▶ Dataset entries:
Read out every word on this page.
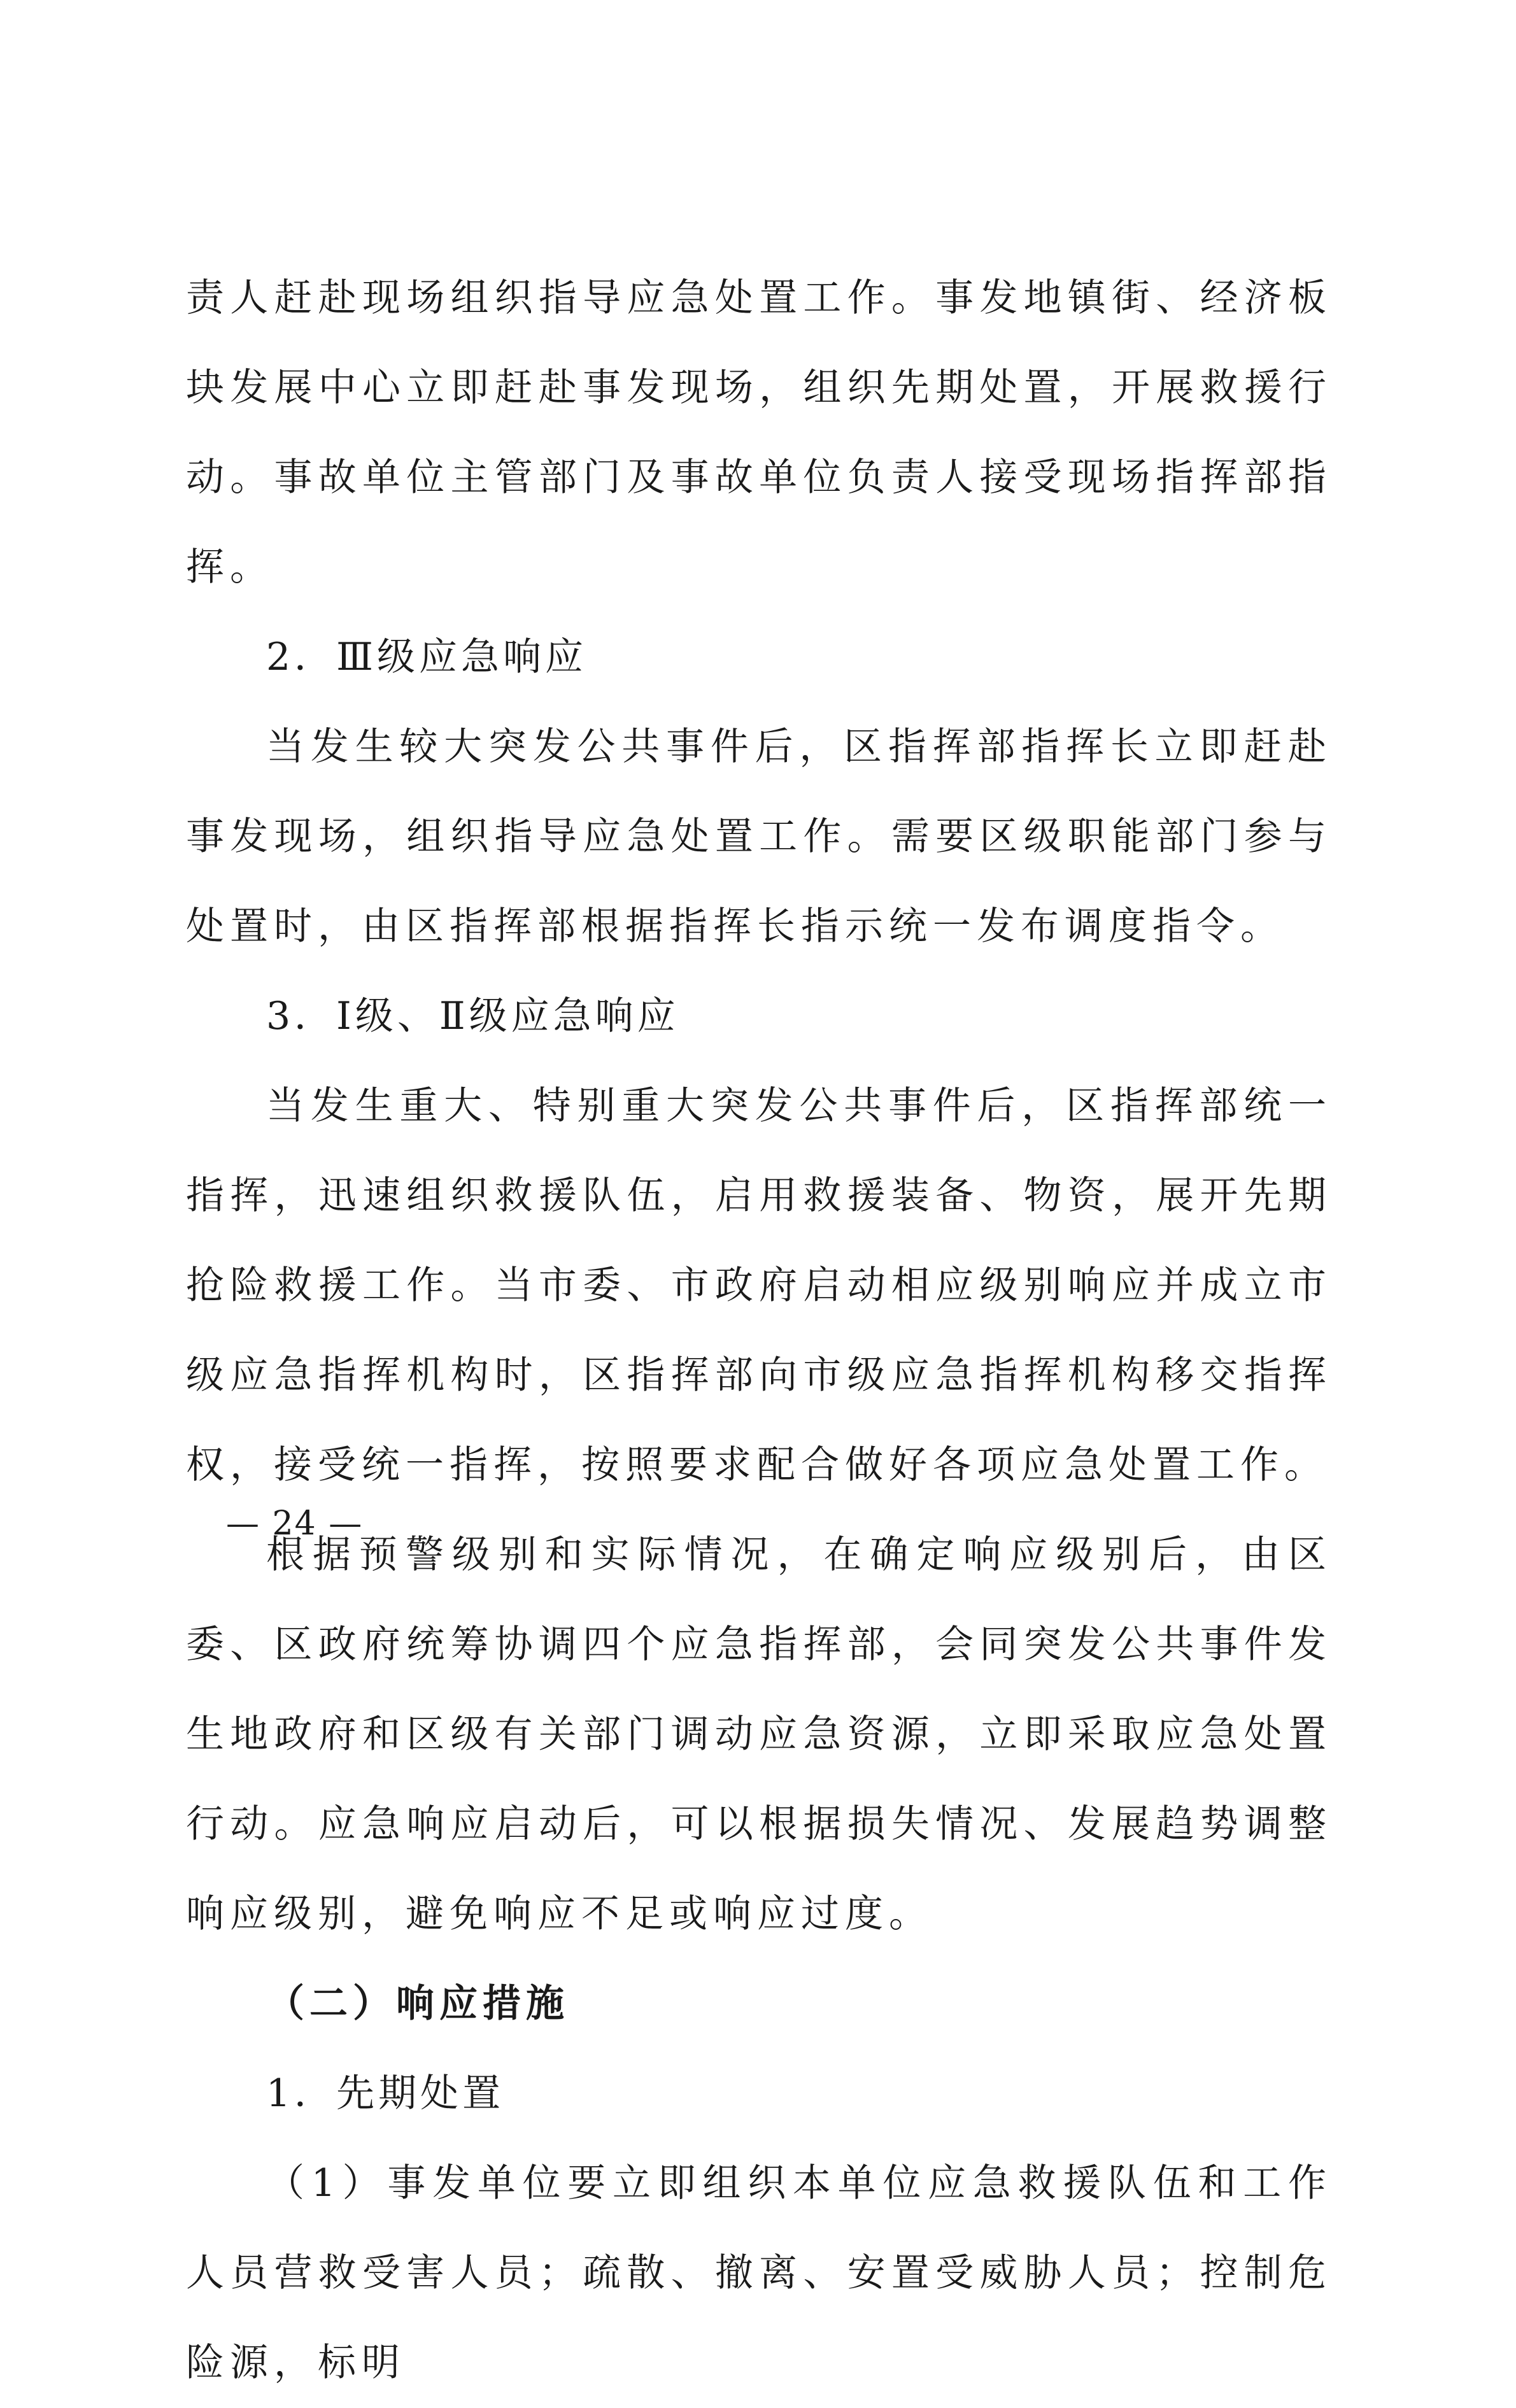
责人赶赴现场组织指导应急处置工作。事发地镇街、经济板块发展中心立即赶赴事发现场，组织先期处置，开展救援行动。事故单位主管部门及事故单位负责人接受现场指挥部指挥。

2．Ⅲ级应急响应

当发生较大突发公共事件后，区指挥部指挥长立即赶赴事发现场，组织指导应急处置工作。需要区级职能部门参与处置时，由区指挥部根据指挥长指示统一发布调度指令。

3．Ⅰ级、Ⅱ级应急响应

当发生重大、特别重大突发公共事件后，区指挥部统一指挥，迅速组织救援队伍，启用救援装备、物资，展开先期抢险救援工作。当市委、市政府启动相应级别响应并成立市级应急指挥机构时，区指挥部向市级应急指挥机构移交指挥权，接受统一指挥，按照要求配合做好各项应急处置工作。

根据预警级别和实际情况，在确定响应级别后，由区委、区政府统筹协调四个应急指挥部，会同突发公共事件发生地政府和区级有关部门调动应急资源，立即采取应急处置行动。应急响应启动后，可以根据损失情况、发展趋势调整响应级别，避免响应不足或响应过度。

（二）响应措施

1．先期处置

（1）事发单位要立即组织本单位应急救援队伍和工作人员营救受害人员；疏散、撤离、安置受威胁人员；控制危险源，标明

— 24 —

▶ Exercise objective: Every line of text is to be repeated exactly; pictures are left out.

▶ Task answer:
Read out every word on this page.
责人赶赴现场组织指导应急处置工作。事发地镇街、经济板块发展中心立即赶赴事发现场，组织先期处置，开展救援行动。事故单位主管部门及事故单位负责人接受现场指挥部指挥。

2．Ⅲ级应急响应

当发生较大突发公共事件后，区指挥部指挥长立即赶赴事发现场，组织指导应急处置工作。需要区级职能部门参与处置时，由区指挥部根据指挥长指示统一发布调度指令。

3．Ⅰ级、Ⅱ级应急响应

当发生重大、特别重大突发公共事件后，区指挥部统一指挥，迅速组织救援队伍，启用救援装备、物资，展开先期抢险救援工作。当市委、市政府启动相应级别响应并成立市级应急指挥机构时，区指挥部向市级应急指挥机构移交指挥权，接受统一指挥，按照要求配合做好各项应急处置工作。

根据预警级别和实际情况，在确定响应级别后，由区委、区政府统筹协调四个应急指挥部，会同突发公共事件发生地政府和区级有关部门调动应急资源，立即采取应急处置行动。应急响应启动后，可以根据损失情况、发展趋势调整响应级别，避免响应不足或响应过度。

（二）响应措施

1．先期处置

（1）事发单位要立即组织本单位应急救援队伍和工作人员营救受害人员；疏散、撤离、安置受威胁人员；控制危险源，标明

— 24 —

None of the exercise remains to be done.